Written exercise:
Retype all the entries word for word, but omit the pictures.

[Dataset excerpt]
## begin

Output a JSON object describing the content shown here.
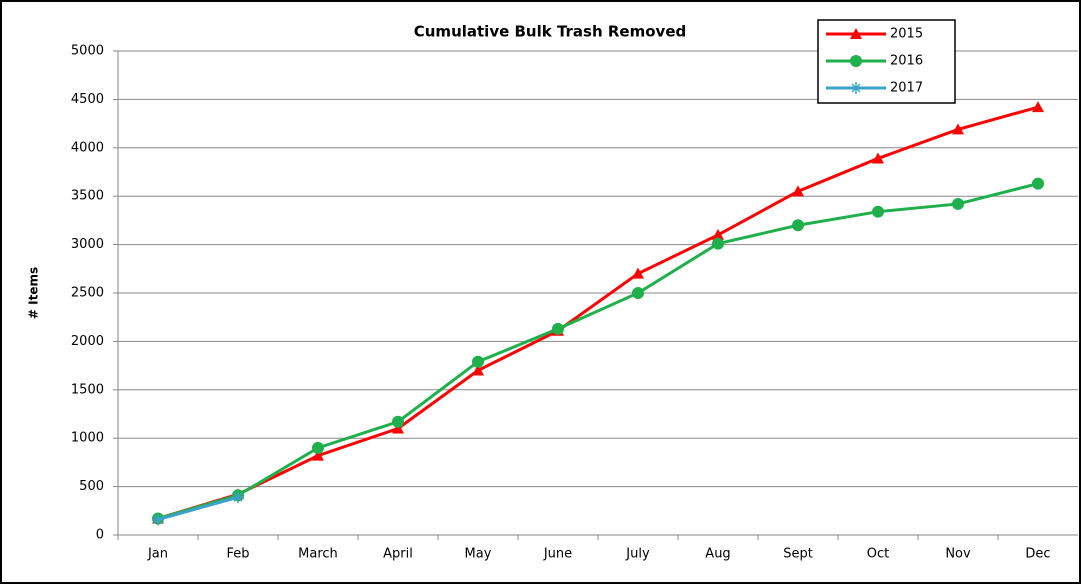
{
  "chart_data": {
    "type": "line",
    "title": "Cumulative Bulk Trash Removed",
    "y_label": "# Items",
    "categories": [
      "Jan",
      "Feb",
      "March",
      "April",
      "May",
      "June",
      "July",
      "Aug",
      "Sept",
      "Oct",
      "Nov",
      "Dec"
    ],
    "series": [
      {
        "name": "2015",
        "color": "#ff0000",
        "marker": "triangle",
        "values": [
          170,
          420,
          820,
          1100,
          1700,
          2110,
          2700,
          3100,
          3550,
          3890,
          4190,
          4420
        ]
      },
      {
        "name": "2016",
        "color": "#1fb04b",
        "marker": "circle",
        "values": [
          170,
          410,
          900,
          1170,
          1790,
          2130,
          2500,
          3010,
          3200,
          3340,
          3420,
          3630
        ]
      },
      {
        "name": "2017",
        "color": "#3ea3c8",
        "marker": "asterisk",
        "values": [
          160,
          390,
          null,
          null,
          null,
          null,
          null,
          null,
          null,
          null,
          null,
          null
        ]
      }
    ],
    "ylim": [
      0,
      5000
    ],
    "yticks": [
      0,
      500,
      1000,
      1500,
      2000,
      2500,
      3000,
      3500,
      4000,
      4500,
      5000
    ],
    "grid": true,
    "legend": "top-right"
  }
}
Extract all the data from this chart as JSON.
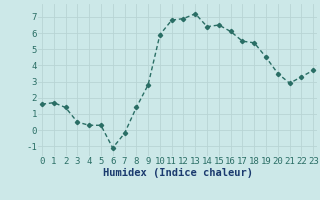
{
  "x": [
    0,
    1,
    2,
    3,
    4,
    5,
    6,
    7,
    8,
    9,
    10,
    11,
    12,
    13,
    14,
    15,
    16,
    17,
    18,
    19,
    20,
    21,
    22,
    23
  ],
  "y": [
    1.6,
    1.7,
    1.4,
    0.5,
    0.3,
    0.3,
    -1.1,
    -0.2,
    1.4,
    2.8,
    5.9,
    6.8,
    6.9,
    7.2,
    6.4,
    6.5,
    6.1,
    5.5,
    5.4,
    4.5,
    3.5,
    2.9,
    3.3,
    3.7
  ],
  "line_color": "#2a6e65",
  "marker": "D",
  "marker_size": 2.2,
  "linewidth": 1.0,
  "bg_color": "#cce8e8",
  "grid_color": "#b8d4d4",
  "xlabel": "Humidex (Indice chaleur)",
  "xlabel_fontsize": 7.5,
  "xlabel_color": "#1a3a6e",
  "xtick_labels": [
    "0",
    "1",
    "2",
    "3",
    "4",
    "5",
    "6",
    "7",
    "8",
    "9",
    "10",
    "11",
    "12",
    "13",
    "14",
    "15",
    "16",
    "17",
    "18",
    "19",
    "20",
    "21",
    "22",
    "23"
  ],
  "yticks": [
    -1,
    0,
    1,
    2,
    3,
    4,
    5,
    6,
    7
  ],
  "ylim": [
    -1.6,
    7.8
  ],
  "xlim": [
    -0.3,
    23.3
  ],
  "tick_fontsize": 6.5
}
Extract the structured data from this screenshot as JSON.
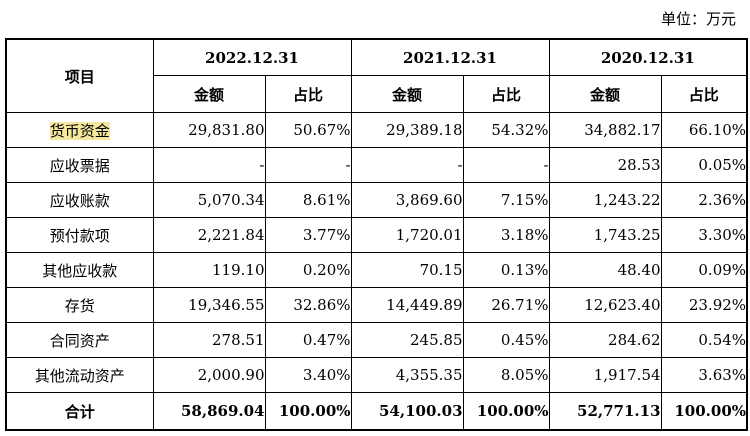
{
  "unit_label": "单位：万元",
  "header": {
    "item_label": "项目",
    "periods": [
      "2022.12.31",
      "2021.12.31",
      "2020.12.31"
    ],
    "amount_label": "金额",
    "ratio_label": "占比"
  },
  "rows": [
    {
      "name": "货币资金",
      "values": [
        "29,831.80",
        "50.67%",
        "29,389.18",
        "54.32%",
        "34,882.17",
        "66.10%"
      ],
      "highlight": true
    },
    {
      "name": "应收票据",
      "values": [
        "-",
        "-",
        "-",
        "-",
        "28.53",
        "0.05%"
      ]
    },
    {
      "name": "应收账款",
      "values": [
        "5,070.34",
        "8.61%",
        "3,869.60",
        "7.15%",
        "1,243.22",
        "2.36%"
      ]
    },
    {
      "name": "预付款项",
      "values": [
        "2,221.84",
        "3.77%",
        "1,720.01",
        "3.18%",
        "1,743.25",
        "3.30%"
      ]
    },
    {
      "name": "其他应收款",
      "values": [
        "119.10",
        "0.20%",
        "70.15",
        "0.13%",
        "48.40",
        "0.09%"
      ]
    },
    {
      "name": "存货",
      "values": [
        "19,346.55",
        "32.86%",
        "14,449.89",
        "26.71%",
        "12,623.40",
        "23.92%"
      ]
    },
    {
      "name": "合同资产",
      "values": [
        "278.51",
        "0.47%",
        "245.85",
        "0.45%",
        "284.62",
        "0.54%"
      ]
    },
    {
      "name": "其他流动资产",
      "values": [
        "2,000.90",
        "3.40%",
        "4,355.35",
        "8.05%",
        "1,917.54",
        "3.63%"
      ]
    }
  ],
  "total": {
    "name": "合计",
    "values": [
      "58,869.04",
      "100.00%",
      "54,100.03",
      "100.00%",
      "52,771.13",
      "100.00%"
    ]
  },
  "colors": {
    "highlight": "#f5e79e"
  }
}
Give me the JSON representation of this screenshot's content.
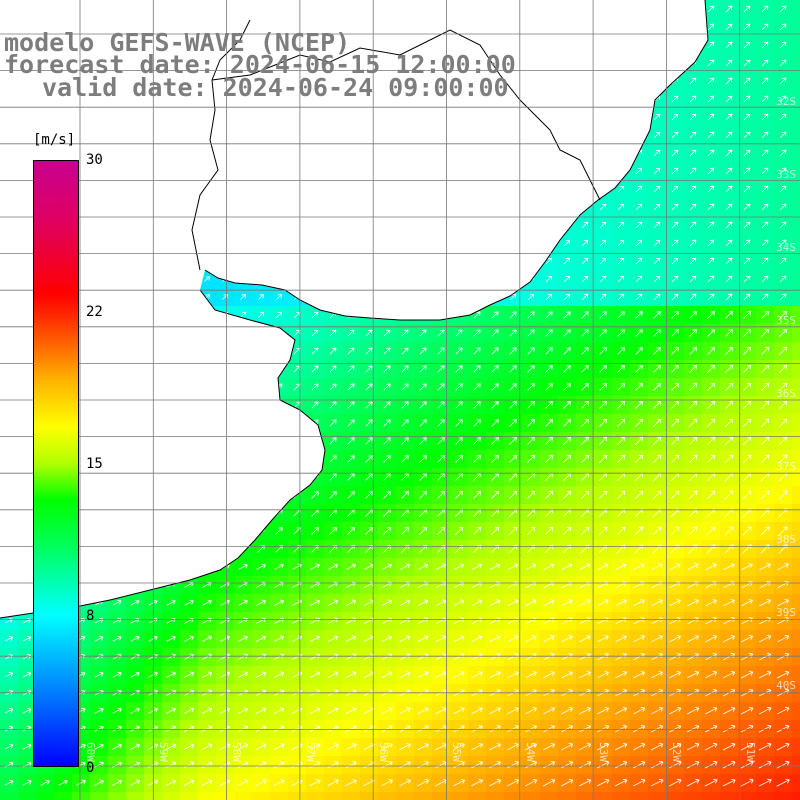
{
  "title": {
    "line1": "modelo GEFS-WAVE (NCEP)",
    "line2": "forecast date: 2024-06-15 12:00:00",
    "line3": "valid date: 2024-06-24 09:00:00"
  },
  "colorbar": {
    "unit": "[m/s]",
    "ticks": [
      "30",
      "22",
      "15",
      "8",
      "0"
    ],
    "range": [
      0,
      30
    ]
  },
  "lon_labels": [
    "60W",
    "59W",
    "58W",
    "57W",
    "56W",
    "55W",
    "54W",
    "53W",
    "52W",
    "51W"
  ],
  "lat_labels": [
    "32S",
    "33S",
    "34S",
    "35S",
    "36S",
    "37S",
    "38S",
    "39S",
    "40S"
  ],
  "map": {
    "variable": "wind speed (m/s) with direction arrows",
    "palette": [
      "#0000ff",
      "#00a0ff",
      "#00ffff",
      "#00ff00",
      "#ffff00",
      "#ff8000",
      "#ff0000",
      "#c80090"
    ],
    "land_color": "#ffffff",
    "coast_color": "#000000",
    "arrow_color": "#ffffff"
  }
}
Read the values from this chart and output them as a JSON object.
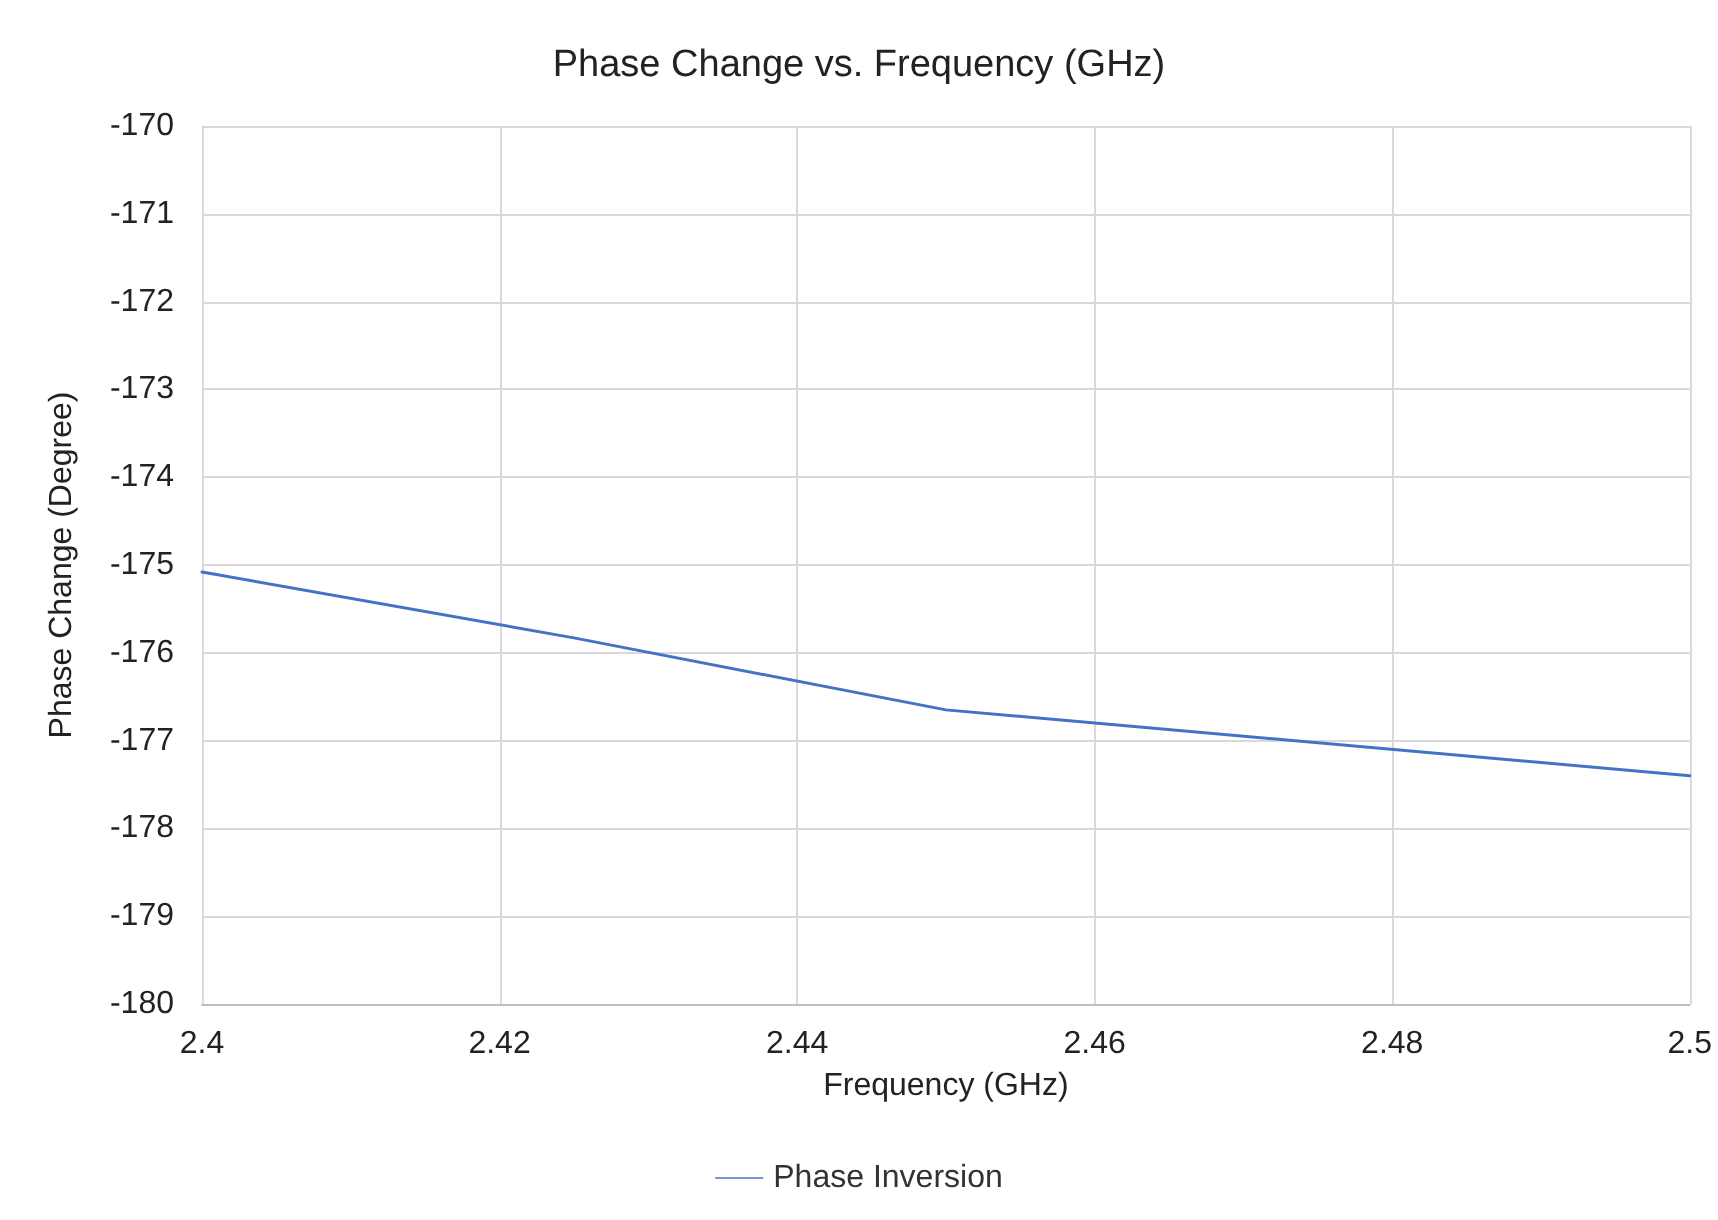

## end

Task output:
Output a JSON object describing the content shown here.
{
  "chart_data": {
    "type": "line",
    "title": "Cumulative Bulk Trash Removed",
    "y_label": "# Items",
    "categories": [
      "Jan",
      "Feb",
      "March",
      "April",
      "May",
      "June",
      "July",
      "Aug",
      "Sept",
      "Oct",
      "Nov",
      "Dec"
    ],
    "series": [
      {
        "name": "2015",
        "color": "#ff0000",
        "marker": "triangle",
        "values": [
          170,
          420,
          820,
          1100,
          1700,
          2110,
          2700,
          3100,
          3550,
          3890,
          4190,
          4420
        ]
      },
      {
        "name": "2016",
        "color": "#1fb04b",
        "marker": "circle",
        "values": [
          170,
          410,
          900,
          1170,
          1790,
          2130,
          2500,
          3010,
          3200,
          3340,
          3420,
          3630
        ]
      },
      {
        "name": "2017",
        "color": "#3ea3c8",
        "marker": "asterisk",
        "values": [
          160,
          390,
          null,
          null,
          null,
          null,
          null,
          null,
          null,
          null,
          null,
          null
        ]
      }
    ],
    "ylim": [
      0,
      5000
    ],
    "yticks": [
      0,
      500,
      1000,
      1500,
      2000,
      2500,
      3000,
      3500,
      4000,
      4500,
      5000
    ],
    "grid": true,
    "legend": "top-right"
  }
}
Extract all the data from this chart as JSON.
{
  "x": [
    0,
    1,
    2,
    3,
    4,
    5,
    6,
    7,
    8,
    9,
    10,
    11,
    12,
    13,
    14,
    15,
    16,
    17,
    18,
    19,
    20,
    21,
    22,
    23
  ],
  "y": [
    1.6,
    1.7,
    1.4,
    0.5,
    0.3,
    0.3,
    -1.1,
    -0.2,
    1.4,
    2.8,
    5.9,
    6.8,
    6.9,
    7.2,
    6.4,
    6.5,
    6.1,
    5.5,
    5.4,
    4.5,
    3.5,
    2.9,
    3.3,
    3.7
  ],
  "line_color": "#2a6e65",
  "marker": "D",
  "marker_size": 2.2,
  "linewidth": 1.0,
  "bg_color": "#cce8e8",
  "grid_color": "#b8d4d4",
  "xlabel": "Humidex (Indice chaleur)",
  "xlabel_fontsize": 7.5,
  "xlabel_color": "#1a3a6e",
  "xtick_labels": [
    "0",
    "1",
    "2",
    "3",
    "4",
    "5",
    "6",
    "7",
    "8",
    "9",
    "10",
    "11",
    "12",
    "13",
    "14",
    "15",
    "16",
    "17",
    "18",
    "19",
    "20",
    "21",
    "22",
    "23"
  ],
  "yticks": [
    -1,
    0,
    1,
    2,
    3,
    4,
    5,
    6,
    7
  ],
  "ylim": [
    -1.6,
    7.8
  ],
  "xlim": [
    -0.3,
    23.3
  ],
  "tick_fontsize": 6.5
}
Extract the structured data from this screenshot as JSON.
{
  "unit_label": "单位：万元",
  "header": {
    "item_label": "项目",
    "periods": [
      "2022.12.31",
      "2021.12.31",
      "2020.12.31"
    ],
    "amount_label": "金额",
    "ratio_label": "占比"
  },
  "rows": [
    {
      "name": "货币资金",
      "values": [
        "29,831.80",
        "50.67%",
        "29,389.18",
        "54.32%",
        "34,882.17",
        "66.10%"
      ],
      "highlight": true
    },
    {
      "name": "应收票据",
      "values": [
        "-",
        "-",
        "-",
        "-",
        "28.53",
        "0.05%"
      ]
    },
    {
      "name": "应收账款",
      "values": [
        "5,070.34",
        "8.61%",
        "3,869.60",
        "7.15%",
        "1,243.22",
        "2.36%"
      ]
    },
    {
      "name": "预付款项",
      "values": [
        "2,221.84",
        "3.77%",
        "1,720.01",
        "3.18%",
        "1,743.25",
        "3.30%"
      ]
    },
    {
      "name": "其他应收款",
      "values": [
        "119.10",
        "0.20%",
        "70.15",
        "0.13%",
        "48.40",
        "0.09%"
      ]
    },
    {
      "name": "存货",
      "values": [
        "19,346.55",
        "32.86%",
        "14,449.89",
        "26.71%",
        "12,623.40",
        "23.92%"
      ]
    },
    {
      "name": "合同资产",
      "values": [
        "278.51",
        "0.47%",
        "245.85",
        "0.45%",
        "284.62",
        "0.54%"
      ]
    },
    {
      "name": "其他流动资产",
      "values": [
        "2,000.90",
        "3.40%",
        "4,355.35",
        "8.05%",
        "1,917.54",
        "3.63%"
      ]
    }
  ],
  "total": {
    "name": "合计",
    "values": [
      "58,869.04",
      "100.00%",
      "54,100.03",
      "100.00%",
      "52,771.13",
      "100.00%"
    ]
  },
  "colors": {
    "highlight": "#f5e79e"
  }
}
Give me the JSON representation of this screenshot's content.
{
  "title": {
    "line1": "modelo GEFS-WAVE (NCEP)",
    "line2": "forecast date: 2024-06-15 12:00:00",
    "line3": "valid date: 2024-06-24 09:00:00"
  },
  "colorbar": {
    "unit": "[m/s]",
    "ticks": [
      "30",
      "22",
      "15",
      "8",
      "0"
    ],
    "range": [
      0,
      30
    ]
  },
  "lon_labels": [
    "60W",
    "59W",
    "58W",
    "57W",
    "56W",
    "55W",
    "54W",
    "53W",
    "52W",
    "51W"
  ],
  "lat_labels": [
    "32S",
    "33S",
    "34S",
    "35S",
    "36S",
    "37S",
    "38S",
    "39S",
    "40S"
  ],
  "map": {
    "variable": "wind speed (m/s) with direction arrows",
    "palette": [
      "#0000ff",
      "#00a0ff",
      "#00ffff",
      "#00ff00",
      "#ffff00",
      "#ff8000",
      "#ff0000",
      "#c80090"
    ],
    "land_color": "#ffffff",
    "coast_color": "#000000",
    "arrow_color": "#ffffff"
  }
}
Read the values from this chart and output them as a JSON object.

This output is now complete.